DO THIS: In the material below, find every line with "ソーシャルゲーム市場" and pull it out.
Start of RECORDS SUPPLIED
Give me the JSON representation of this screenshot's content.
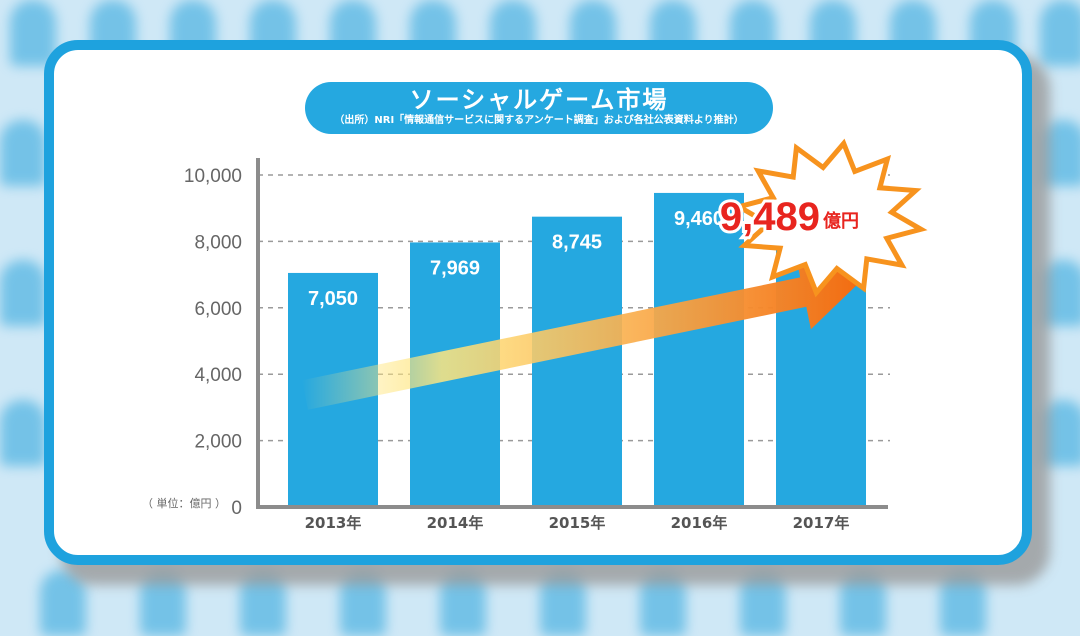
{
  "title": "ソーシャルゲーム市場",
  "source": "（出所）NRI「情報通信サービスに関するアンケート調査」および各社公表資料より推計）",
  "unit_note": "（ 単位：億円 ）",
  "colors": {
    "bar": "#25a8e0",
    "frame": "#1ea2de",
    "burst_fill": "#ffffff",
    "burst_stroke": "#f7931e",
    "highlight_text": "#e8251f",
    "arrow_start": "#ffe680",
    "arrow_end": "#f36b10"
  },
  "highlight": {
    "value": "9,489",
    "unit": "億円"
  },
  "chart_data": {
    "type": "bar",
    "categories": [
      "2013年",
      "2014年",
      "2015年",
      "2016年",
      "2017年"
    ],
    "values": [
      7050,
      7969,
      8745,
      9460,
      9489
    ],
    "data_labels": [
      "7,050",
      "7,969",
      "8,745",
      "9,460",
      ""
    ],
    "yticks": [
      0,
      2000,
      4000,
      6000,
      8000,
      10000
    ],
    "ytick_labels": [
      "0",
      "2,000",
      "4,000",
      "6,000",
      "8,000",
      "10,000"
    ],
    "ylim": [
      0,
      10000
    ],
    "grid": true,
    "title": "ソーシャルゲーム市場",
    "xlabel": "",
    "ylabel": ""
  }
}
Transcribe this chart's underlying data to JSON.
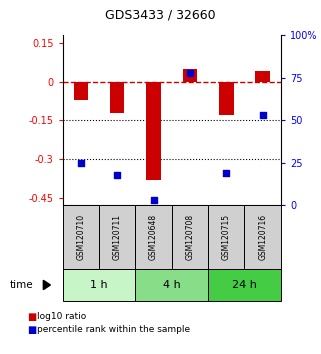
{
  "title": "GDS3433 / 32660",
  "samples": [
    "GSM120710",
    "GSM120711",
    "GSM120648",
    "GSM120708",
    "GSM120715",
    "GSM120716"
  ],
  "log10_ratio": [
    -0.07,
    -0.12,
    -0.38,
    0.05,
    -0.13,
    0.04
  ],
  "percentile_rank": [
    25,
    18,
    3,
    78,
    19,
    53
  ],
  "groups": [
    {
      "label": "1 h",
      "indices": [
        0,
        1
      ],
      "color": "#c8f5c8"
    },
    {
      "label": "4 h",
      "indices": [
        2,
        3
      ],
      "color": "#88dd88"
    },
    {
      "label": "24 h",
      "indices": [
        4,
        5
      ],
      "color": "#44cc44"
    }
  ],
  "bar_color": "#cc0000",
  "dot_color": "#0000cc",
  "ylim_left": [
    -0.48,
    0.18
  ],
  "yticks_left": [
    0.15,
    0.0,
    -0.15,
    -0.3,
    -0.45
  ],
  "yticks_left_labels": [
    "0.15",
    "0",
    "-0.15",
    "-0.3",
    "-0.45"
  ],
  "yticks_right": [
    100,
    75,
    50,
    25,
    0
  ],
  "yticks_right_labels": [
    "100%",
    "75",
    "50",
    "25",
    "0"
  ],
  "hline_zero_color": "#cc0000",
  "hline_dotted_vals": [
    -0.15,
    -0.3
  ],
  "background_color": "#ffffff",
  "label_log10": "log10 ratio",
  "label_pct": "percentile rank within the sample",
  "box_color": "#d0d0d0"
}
End of RECORDS SUPPLIED
WRITTEN SOLUTION:
  "title": "ソーシャルゲーム市場",
    "title": "ソーシャルゲーム市場",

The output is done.